Input records

********

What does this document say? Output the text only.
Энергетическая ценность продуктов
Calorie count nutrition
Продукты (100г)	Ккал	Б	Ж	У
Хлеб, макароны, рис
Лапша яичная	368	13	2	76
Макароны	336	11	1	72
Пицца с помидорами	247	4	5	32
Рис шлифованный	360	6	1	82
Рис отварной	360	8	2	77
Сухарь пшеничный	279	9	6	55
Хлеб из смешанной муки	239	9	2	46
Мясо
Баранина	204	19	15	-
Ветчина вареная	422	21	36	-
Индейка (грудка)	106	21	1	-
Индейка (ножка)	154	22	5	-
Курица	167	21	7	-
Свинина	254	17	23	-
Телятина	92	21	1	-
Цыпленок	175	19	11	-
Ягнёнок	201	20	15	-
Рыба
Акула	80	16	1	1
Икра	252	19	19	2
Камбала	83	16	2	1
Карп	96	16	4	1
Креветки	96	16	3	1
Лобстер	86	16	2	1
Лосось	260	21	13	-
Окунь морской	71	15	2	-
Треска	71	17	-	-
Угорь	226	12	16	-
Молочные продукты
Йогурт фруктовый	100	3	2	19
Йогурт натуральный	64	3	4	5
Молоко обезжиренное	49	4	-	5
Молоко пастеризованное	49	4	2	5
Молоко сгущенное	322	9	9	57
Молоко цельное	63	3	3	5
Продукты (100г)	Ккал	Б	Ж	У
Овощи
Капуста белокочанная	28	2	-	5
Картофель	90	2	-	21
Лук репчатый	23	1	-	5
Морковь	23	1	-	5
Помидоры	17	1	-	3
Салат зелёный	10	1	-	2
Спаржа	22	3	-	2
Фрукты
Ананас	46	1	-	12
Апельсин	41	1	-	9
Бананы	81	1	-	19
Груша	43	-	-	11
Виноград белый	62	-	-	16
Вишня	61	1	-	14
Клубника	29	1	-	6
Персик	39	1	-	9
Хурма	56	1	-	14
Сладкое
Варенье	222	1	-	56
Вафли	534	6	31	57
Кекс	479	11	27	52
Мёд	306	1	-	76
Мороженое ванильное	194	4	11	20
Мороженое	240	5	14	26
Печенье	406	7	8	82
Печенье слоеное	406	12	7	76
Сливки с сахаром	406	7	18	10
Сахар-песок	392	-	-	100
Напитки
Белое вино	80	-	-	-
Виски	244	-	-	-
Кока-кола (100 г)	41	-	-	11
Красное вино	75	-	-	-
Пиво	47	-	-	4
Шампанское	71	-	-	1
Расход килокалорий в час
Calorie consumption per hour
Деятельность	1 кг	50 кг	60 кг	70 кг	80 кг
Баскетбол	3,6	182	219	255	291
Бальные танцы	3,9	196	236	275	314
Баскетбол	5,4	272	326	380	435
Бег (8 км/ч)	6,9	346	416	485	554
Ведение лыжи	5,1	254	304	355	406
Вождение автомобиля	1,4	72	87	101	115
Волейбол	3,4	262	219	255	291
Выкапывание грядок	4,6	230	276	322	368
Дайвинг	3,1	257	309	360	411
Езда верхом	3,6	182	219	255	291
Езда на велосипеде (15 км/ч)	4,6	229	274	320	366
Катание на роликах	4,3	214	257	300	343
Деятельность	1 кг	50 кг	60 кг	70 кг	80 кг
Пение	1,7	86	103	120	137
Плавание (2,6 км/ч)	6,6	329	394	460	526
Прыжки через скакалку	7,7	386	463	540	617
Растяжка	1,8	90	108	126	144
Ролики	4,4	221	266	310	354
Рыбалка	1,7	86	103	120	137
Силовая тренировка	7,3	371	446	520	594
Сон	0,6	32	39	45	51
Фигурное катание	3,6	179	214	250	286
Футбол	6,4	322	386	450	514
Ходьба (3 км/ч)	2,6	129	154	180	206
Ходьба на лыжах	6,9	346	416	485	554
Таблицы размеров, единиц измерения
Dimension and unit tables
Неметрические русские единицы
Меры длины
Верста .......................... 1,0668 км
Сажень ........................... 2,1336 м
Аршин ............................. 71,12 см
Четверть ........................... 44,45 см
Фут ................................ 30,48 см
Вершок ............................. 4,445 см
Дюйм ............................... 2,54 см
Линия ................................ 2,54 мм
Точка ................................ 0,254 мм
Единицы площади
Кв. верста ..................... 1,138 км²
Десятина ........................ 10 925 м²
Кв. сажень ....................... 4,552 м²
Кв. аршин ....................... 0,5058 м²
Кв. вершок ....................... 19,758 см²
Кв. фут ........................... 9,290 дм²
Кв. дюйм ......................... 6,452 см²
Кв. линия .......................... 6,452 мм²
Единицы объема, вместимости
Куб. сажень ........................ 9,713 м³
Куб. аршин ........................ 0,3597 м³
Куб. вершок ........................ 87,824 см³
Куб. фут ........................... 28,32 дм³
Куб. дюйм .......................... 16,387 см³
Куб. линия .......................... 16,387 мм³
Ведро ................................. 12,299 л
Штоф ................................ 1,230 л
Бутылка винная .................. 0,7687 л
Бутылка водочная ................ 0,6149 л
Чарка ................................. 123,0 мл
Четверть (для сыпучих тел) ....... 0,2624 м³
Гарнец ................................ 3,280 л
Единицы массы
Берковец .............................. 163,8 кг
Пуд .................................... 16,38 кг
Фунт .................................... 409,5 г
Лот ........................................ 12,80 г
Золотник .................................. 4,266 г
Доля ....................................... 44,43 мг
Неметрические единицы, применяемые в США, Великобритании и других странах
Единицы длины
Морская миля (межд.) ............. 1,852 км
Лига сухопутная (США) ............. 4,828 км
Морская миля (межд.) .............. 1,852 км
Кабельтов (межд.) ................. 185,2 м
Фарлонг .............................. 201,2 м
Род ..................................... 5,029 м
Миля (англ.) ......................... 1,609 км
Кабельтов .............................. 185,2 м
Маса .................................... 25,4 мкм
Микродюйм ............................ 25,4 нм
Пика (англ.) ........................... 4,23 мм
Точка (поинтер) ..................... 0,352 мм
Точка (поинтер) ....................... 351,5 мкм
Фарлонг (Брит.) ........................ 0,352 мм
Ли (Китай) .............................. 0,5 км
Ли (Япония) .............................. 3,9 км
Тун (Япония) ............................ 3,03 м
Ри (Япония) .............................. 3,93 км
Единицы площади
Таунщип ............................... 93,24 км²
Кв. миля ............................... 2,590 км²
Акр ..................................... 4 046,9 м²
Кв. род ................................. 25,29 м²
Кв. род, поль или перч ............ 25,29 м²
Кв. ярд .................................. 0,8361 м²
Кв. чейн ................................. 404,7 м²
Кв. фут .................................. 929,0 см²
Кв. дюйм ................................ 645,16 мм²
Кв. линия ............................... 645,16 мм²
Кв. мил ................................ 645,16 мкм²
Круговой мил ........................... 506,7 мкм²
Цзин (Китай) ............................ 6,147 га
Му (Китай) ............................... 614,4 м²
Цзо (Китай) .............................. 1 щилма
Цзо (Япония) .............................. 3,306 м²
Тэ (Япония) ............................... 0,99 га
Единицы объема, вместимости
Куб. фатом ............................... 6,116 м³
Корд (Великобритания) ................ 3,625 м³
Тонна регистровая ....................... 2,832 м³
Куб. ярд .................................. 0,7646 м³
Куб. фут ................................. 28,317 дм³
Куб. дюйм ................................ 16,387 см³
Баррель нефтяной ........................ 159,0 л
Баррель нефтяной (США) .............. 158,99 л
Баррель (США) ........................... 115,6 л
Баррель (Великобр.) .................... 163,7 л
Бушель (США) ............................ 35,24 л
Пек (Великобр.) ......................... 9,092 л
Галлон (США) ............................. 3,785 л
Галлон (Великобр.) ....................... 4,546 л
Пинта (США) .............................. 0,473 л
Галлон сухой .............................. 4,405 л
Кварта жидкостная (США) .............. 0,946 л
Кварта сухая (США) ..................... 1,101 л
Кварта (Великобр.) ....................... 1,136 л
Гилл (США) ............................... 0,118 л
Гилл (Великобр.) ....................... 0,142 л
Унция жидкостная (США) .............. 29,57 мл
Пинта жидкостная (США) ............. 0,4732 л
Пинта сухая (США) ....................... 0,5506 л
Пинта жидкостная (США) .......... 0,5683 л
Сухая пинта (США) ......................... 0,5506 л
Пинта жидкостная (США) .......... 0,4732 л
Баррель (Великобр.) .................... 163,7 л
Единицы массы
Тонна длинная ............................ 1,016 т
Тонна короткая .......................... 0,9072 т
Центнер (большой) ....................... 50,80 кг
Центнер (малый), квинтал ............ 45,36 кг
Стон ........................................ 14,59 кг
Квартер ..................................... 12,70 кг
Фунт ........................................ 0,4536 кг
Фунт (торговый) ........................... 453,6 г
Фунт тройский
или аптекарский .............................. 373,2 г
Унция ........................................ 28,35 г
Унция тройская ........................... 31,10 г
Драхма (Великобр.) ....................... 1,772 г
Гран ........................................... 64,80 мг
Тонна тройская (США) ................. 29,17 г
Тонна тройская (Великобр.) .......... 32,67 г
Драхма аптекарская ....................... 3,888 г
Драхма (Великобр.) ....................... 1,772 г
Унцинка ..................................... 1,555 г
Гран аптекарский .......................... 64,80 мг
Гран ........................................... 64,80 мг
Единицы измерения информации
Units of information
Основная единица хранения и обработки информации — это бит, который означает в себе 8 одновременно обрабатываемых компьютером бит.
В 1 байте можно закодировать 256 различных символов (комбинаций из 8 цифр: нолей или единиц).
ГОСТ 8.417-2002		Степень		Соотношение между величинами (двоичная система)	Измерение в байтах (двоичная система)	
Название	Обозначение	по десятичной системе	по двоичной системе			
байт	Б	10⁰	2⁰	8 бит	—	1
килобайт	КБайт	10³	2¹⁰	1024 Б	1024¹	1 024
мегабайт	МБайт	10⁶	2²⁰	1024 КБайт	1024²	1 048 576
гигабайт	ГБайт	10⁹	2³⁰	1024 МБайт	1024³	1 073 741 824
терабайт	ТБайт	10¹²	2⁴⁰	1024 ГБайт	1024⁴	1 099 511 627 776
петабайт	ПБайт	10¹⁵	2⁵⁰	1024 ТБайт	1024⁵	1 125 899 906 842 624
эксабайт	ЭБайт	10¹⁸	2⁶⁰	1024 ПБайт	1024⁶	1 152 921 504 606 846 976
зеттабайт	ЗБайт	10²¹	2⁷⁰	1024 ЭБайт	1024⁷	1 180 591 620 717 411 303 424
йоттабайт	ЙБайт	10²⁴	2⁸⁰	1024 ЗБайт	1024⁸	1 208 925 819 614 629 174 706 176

********

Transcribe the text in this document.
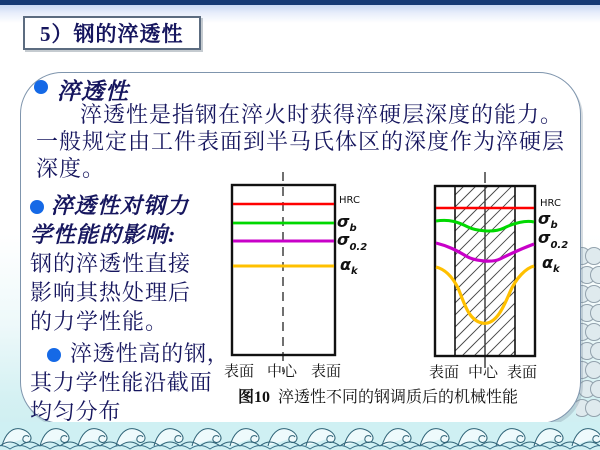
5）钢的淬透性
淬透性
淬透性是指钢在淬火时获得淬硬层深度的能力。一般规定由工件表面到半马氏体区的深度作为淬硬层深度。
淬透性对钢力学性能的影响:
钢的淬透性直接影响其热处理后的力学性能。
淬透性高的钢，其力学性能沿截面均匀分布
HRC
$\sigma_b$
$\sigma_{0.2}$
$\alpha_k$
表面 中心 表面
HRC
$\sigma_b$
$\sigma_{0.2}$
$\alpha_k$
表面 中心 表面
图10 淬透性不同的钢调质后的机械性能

********

Exercise objective
Lines that include the word "Кварта" are to be extracted from the data above.

Result for this task
Кварта жидкостная (США) .............. 0,946 л
Кварта сухая (США) ..................... 1,101 л
Кварта (Великобр.) ....................... 1,136 л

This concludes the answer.